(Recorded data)
——

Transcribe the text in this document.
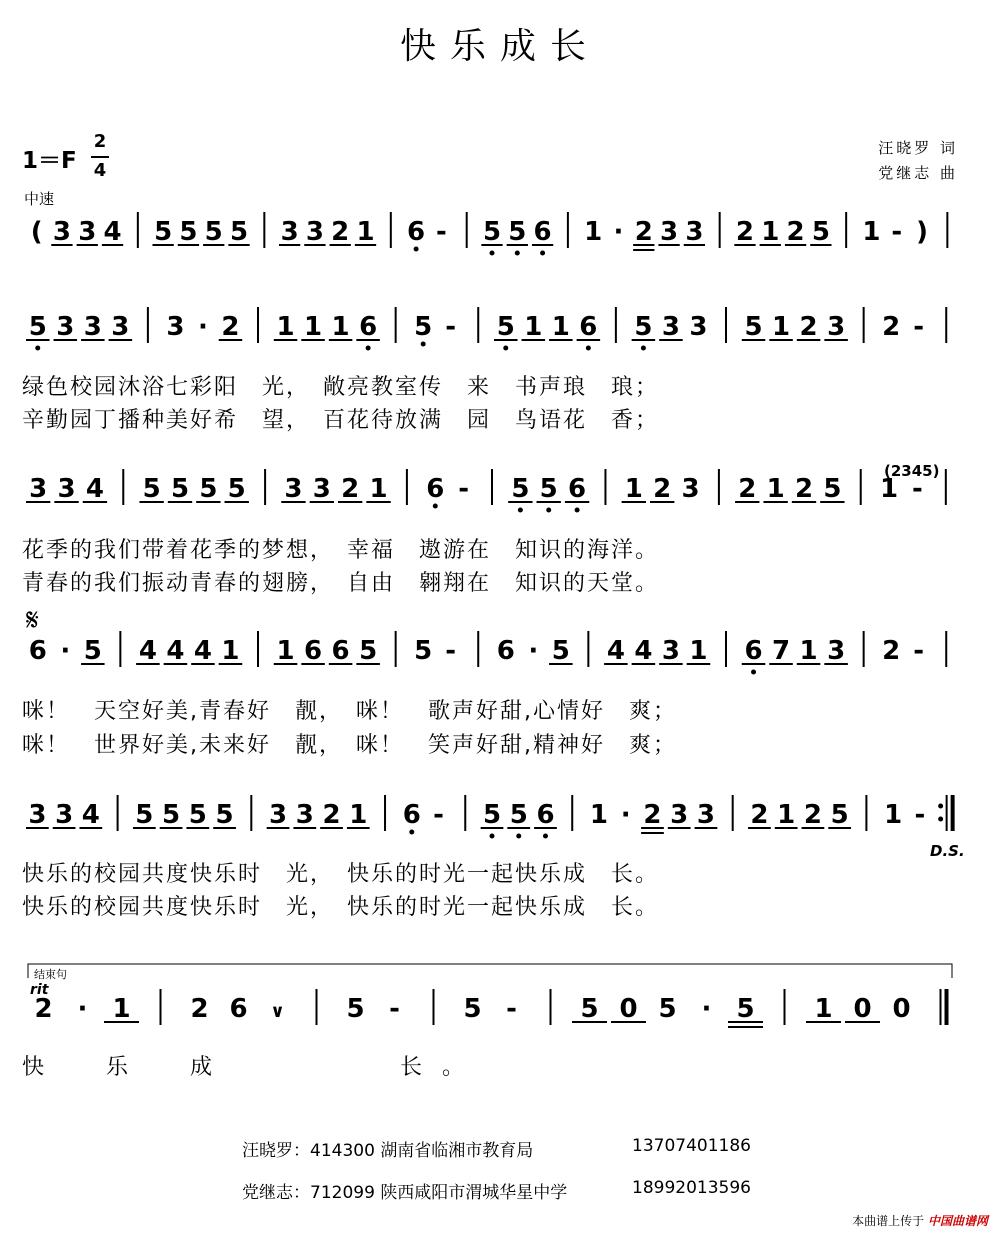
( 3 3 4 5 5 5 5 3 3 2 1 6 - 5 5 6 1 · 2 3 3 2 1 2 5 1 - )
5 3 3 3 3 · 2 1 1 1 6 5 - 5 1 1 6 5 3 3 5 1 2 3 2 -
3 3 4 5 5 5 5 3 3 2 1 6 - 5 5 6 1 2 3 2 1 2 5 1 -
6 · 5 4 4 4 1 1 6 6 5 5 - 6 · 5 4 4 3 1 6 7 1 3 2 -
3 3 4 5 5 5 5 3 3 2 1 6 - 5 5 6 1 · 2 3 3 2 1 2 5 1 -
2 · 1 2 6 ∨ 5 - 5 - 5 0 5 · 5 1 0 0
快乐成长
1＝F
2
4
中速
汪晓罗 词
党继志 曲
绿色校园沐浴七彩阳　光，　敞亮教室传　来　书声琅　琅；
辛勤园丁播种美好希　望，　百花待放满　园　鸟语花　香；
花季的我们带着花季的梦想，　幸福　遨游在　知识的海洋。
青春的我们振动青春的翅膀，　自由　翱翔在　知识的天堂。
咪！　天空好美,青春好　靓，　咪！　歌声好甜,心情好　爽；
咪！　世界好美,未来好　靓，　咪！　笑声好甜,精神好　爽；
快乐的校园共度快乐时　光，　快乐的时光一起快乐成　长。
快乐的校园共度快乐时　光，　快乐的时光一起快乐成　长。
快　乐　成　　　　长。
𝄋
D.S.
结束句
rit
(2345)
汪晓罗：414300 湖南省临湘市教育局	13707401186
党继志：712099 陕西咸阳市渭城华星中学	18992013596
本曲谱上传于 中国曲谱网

——

Pictures are to be left out; all else in the entries above is to be quoted exactly.

Transcribe the text in this document.
( 3 3 4 5 5 5 5 3 3 2 1 6 - 5 5 6 1 · 2 3 3 2 1 2 5 1 - )
5 3 3 3 3 · 2 1 1 1 6 5 - 5 1 1 6 5 3 3 5 1 2 3 2 -
3 3 4 5 5 5 5 3 3 2 1 6 - 5 5 6 1 2 3 2 1 2 5 1 -
6 · 5 4 4 4 1 1 6 6 5 5 - 6 · 5 4 4 3 1 6 7 1 3 2 -
3 3 4 5 5 5 5 3 3 2 1 6 - 5 5 6 1 · 2 3 3 2 1 2 5 1 -
2 · 1 2 6 ∨ 5 - 5 - 5 0 5 · 5 1 0 0
快乐成长
1＝F
2
4
中速
汪晓罗 词
党继志 曲
绿色校园沐浴七彩阳　光，　敞亮教室传　来　书声琅　琅；
辛勤园丁播种美好希　望，　百花待放满　园　鸟语花　香；
花季的我们带着花季的梦想，　幸福　遨游在　知识的海洋。
青春的我们振动青春的翅膀，　自由　翱翔在　知识的天堂。
咪！　天空好美,青春好　靓，　咪！　歌声好甜,心情好　爽；
咪！　世界好美,未来好　靓，　咪！　笑声好甜,精神好　爽；
快乐的校园共度快乐时　光，　快乐的时光一起快乐成　长。
快乐的校园共度快乐时　光，　快乐的时光一起快乐成　长。
快　乐　成　　　　长。
𝄋
D.S.
结束句
rit
(2345)
汪晓罗：414300 湖南省临湘市教育局	13707401186
党继志：712099 陕西咸阳市渭城华星中学	18992013596
本曲谱上传于 中国曲谱网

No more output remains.